:: WHAT NEEDS TO BE DONE ::
Set down the data below without change, skipping the pictures it holds.

Data items
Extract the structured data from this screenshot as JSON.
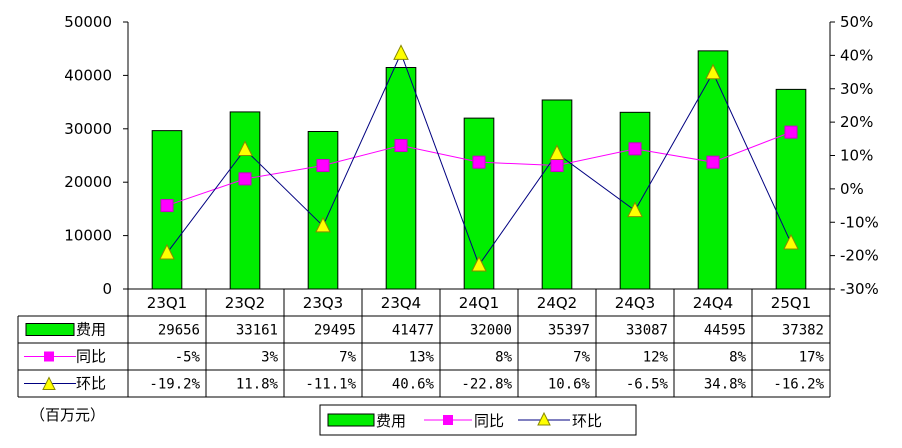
{
  "unit_label": "（百万元）",
  "chart_data": {
    "type": "bar",
    "categories": [
      "23Q1",
      "23Q2",
      "23Q3",
      "23Q4",
      "24Q1",
      "24Q2",
      "24Q3",
      "24Q4",
      "25Q1"
    ],
    "ylim": [
      0,
      50000
    ],
    "yticks": [
      "0",
      "10000",
      "20000",
      "30000",
      "40000",
      "50000"
    ],
    "y2lim": [
      -30,
      50
    ],
    "y2ticks": [
      "-30%",
      "-20%",
      "-10%",
      "0%",
      "10%",
      "20%",
      "30%",
      "40%",
      "50%"
    ],
    "series": [
      {
        "name": "费用",
        "kind": "bar",
        "color": "#00ee00",
        "values": [
          29656,
          33161,
          29495,
          41477,
          32000,
          35397,
          33087,
          44595,
          37382
        ],
        "labels": [
          "29656",
          "33161",
          "29495",
          "41477",
          "32000",
          "35397",
          "33087",
          "44595",
          "37382"
        ]
      },
      {
        "name": "同比",
        "kind": "line",
        "color": "#ff00ff",
        "marker": "square",
        "values": [
          -5,
          3,
          7,
          13,
          8,
          7,
          12,
          8,
          17
        ],
        "labels": [
          "-5%",
          "3%",
          "7%",
          "13%",
          "8%",
          "7%",
          "12%",
          "8%",
          "17%"
        ]
      },
      {
        "name": "环比",
        "kind": "line",
        "color": "#000080",
        "marker_color": "#ffff00",
        "marker": "triangle",
        "values": [
          -19.2,
          11.8,
          -11.1,
          40.6,
          -22.8,
          10.6,
          -6.5,
          34.8,
          -16.2
        ],
        "labels": [
          "-19.2%",
          "11.8%",
          "-11.1%",
          "40.6%",
          "-22.8%",
          "10.6%",
          "-6.5%",
          "34.8%",
          "-16.2%"
        ]
      }
    ],
    "legend_position": "bottom",
    "grid": false
  }
}
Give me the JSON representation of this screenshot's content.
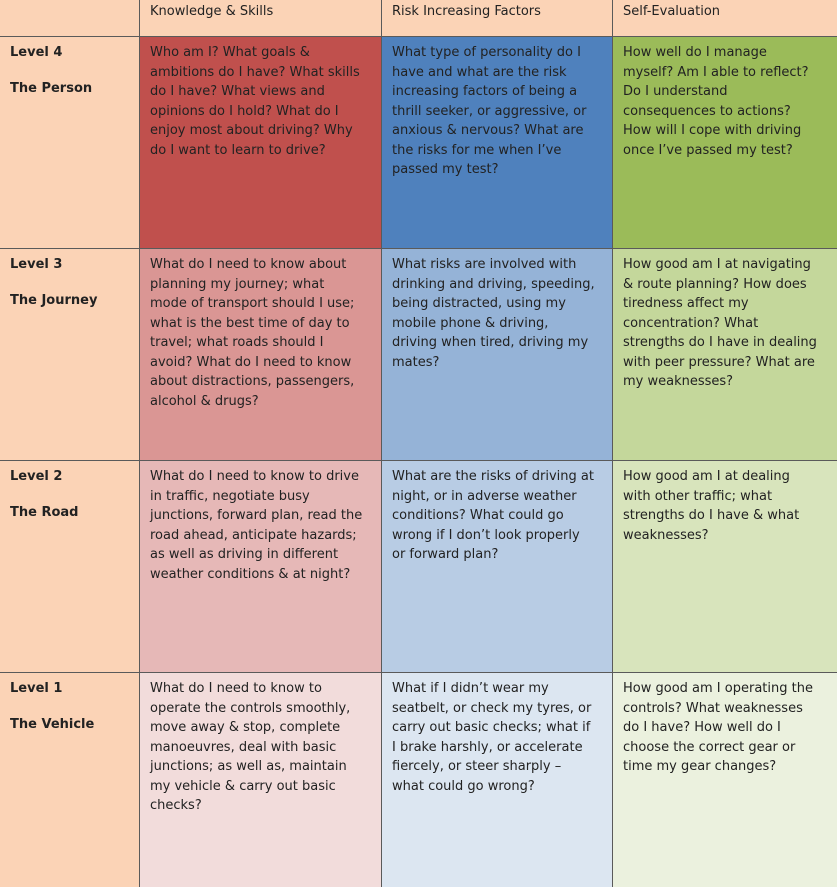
{
  "table": {
    "columns": [
      "Knowledge & Skills",
      "Risk Increasing Factors",
      "Self-Evaluation"
    ],
    "rows": [
      {
        "level": "Level 4",
        "name": "The Person",
        "cells": [
          "Who am I? What goals & ambitions do I have? What skills do I have? What views and opinions do I hold? What do I enjoy most about driving? Why do I want to learn to drive?",
          "What type of personality do I have and what are the risk increasing factors of being a thrill seeker, or aggressive, or anxious & nervous? What are the risks for me when I’ve passed my test?",
          "How well do I manage myself? Am I able to reflect? Do I understand consequences to actions? How will I cope with driving once I’ve passed my test?"
        ]
      },
      {
        "level": "Level 3",
        "name": "The Journey",
        "cells": [
          "What do I need to know about planning my journey; what mode of transport should I use; what is the best time of day to travel; what roads should I avoid? What do I need to know about distractions, passengers, alcohol & drugs?",
          "What risks are involved with drinking and driving, speeding, being distracted, using my mobile phone & driving, driving when tired, driving my mates?",
          "How good am I at navigating & route planning? How does tiredness affect my concentration? What strengths do I have in dealing with peer pressure? What are my weaknesses?"
        ]
      },
      {
        "level": "Level 2",
        "name": "The Road",
        "cells": [
          "What do I need to know to drive in traffic, negotiate busy junctions, forward plan, read the road ahead, anticipate hazards; as well as driving in different weather conditions & at night?",
          "What are the risks of driving at night, or in adverse weather conditions? What could go wrong if I don’t look properly or forward plan?",
          "How good am I at dealing with other traffic; what strengths do I have & what weaknesses?"
        ]
      },
      {
        "level": "Level 1",
        "name": "The Vehicle",
        "cells": [
          "What do I need to know to operate the controls smoothly, move away & stop, complete manoeuvres, deal with basic junctions; as well as, maintain my vehicle & carry out basic checks?",
          "What if I didn’t wear my seatbelt, or check my tyres, or carry out basic checks; what if I brake harshly, or accelerate fiercely, or steer sharply – what could go wrong?",
          "How good am I operating the controls? What weaknesses do I have? How well do I choose the correct gear or time my gear changes?"
        ]
      }
    ]
  }
}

:: THE SOLUTION ::
Extract the structured data from this screenshot as JSON.
{
  "unit_label": "（百万元）",
  "chart_data": {
    "type": "bar",
    "categories": [
      "23Q1",
      "23Q2",
      "23Q3",
      "23Q4",
      "24Q1",
      "24Q2",
      "24Q3",
      "24Q4",
      "25Q1"
    ],
    "ylim": [
      0,
      50000
    ],
    "yticks": [
      "0",
      "10000",
      "20000",
      "30000",
      "40000",
      "50000"
    ],
    "y2lim": [
      -30,
      50
    ],
    "y2ticks": [
      "-30%",
      "-20%",
      "-10%",
      "0%",
      "10%",
      "20%",
      "30%",
      "40%",
      "50%"
    ],
    "series": [
      {
        "name": "费用",
        "kind": "bar",
        "color": "#00ee00",
        "values": [
          29656,
          33161,
          29495,
          41477,
          32000,
          35397,
          33087,
          44595,
          37382
        ],
        "labels": [
          "29656",
          "33161",
          "29495",
          "41477",
          "32000",
          "35397",
          "33087",
          "44595",
          "37382"
        ]
      },
      {
        "name": "同比",
        "kind": "line",
        "color": "#ff00ff",
        "marker": "square",
        "values": [
          -5,
          3,
          7,
          13,
          8,
          7,
          12,
          8,
          17
        ],
        "labels": [
          "-5%",
          "3%",
          "7%",
          "13%",
          "8%",
          "7%",
          "12%",
          "8%",
          "17%"
        ]
      },
      {
        "name": "环比",
        "kind": "line",
        "color": "#000080",
        "marker_color": "#ffff00",
        "marker": "triangle",
        "values": [
          -19.2,
          11.8,
          -11.1,
          40.6,
          -22.8,
          10.6,
          -6.5,
          34.8,
          -16.2
        ],
        "labels": [
          "-19.2%",
          "11.8%",
          "-11.1%",
          "40.6%",
          "-22.8%",
          "10.6%",
          "-6.5%",
          "34.8%",
          "-16.2%"
        ]
      }
    ],
    "legend_position": "bottom",
    "grid": false
  }
}
Give me the JSON representation of this screenshot's content.
{
  "table": {
    "columns": [
      "Knowledge & Skills",
      "Risk Increasing Factors",
      "Self-Evaluation"
    ],
    "rows": [
      {
        "level": "Level 4",
        "name": "The Person",
        "cells": [
          "Who am I? What goals & ambitions do I have? What skills do I have? What views and opinions do I hold? What do I enjoy most about driving? Why do I want to learn to drive?",
          "What type of personality do I have and what are the risk increasing factors of being a thrill seeker, or aggressive, or anxious & nervous? What are the risks for me when I’ve passed my test?",
          "How well do I manage myself? Am I able to reflect? Do I understand consequences to actions? How will I cope with driving once I’ve passed my test?"
        ]
      },
      {
        "level": "Level 3",
        "name": "The Journey",
        "cells": [
          "What do I need to know about planning my journey; what mode of transport should I use; what is the best time of day to travel; what roads should I avoid? What do I need to know about distractions, passengers, alcohol & drugs?",
          "What risks are involved with drinking and driving, speeding, being distracted, using my mobile phone & driving, driving when tired, driving my mates?",
          "How good am I at navigating & route planning? How does tiredness affect my concentration? What strengths do I have in dealing with peer pressure? What are my weaknesses?"
        ]
      },
      {
        "level": "Level 2",
        "name": "The Road",
        "cells": [
          "What do I need to know to drive in traffic, negotiate busy junctions, forward plan, read the road ahead, anticipate hazards; as well as driving in different weather conditions & at night?",
          "What are the risks of driving at night, or in adverse weather conditions? What could go wrong if I don’t look properly or forward plan?",
          "How good am I at dealing with other traffic; what strengths do I have & what weaknesses?"
        ]
      },
      {
        "level": "Level 1",
        "name": "The Vehicle",
        "cells": [
          "What do I need to know to operate the controls smoothly, move away & stop, complete manoeuvres, deal with basic junctions; as well as, maintain my vehicle & carry out basic checks?",
          "What if I didn’t wear my seatbelt, or check my tyres, or carry out basic checks; what if I brake harshly, or accelerate fiercely, or steer sharply – what could go wrong?",
          "How good am I operating the controls? What weaknesses do I have? How well do I choose the correct gear or time my gear changes?"
        ]
      }
    ]
  }
}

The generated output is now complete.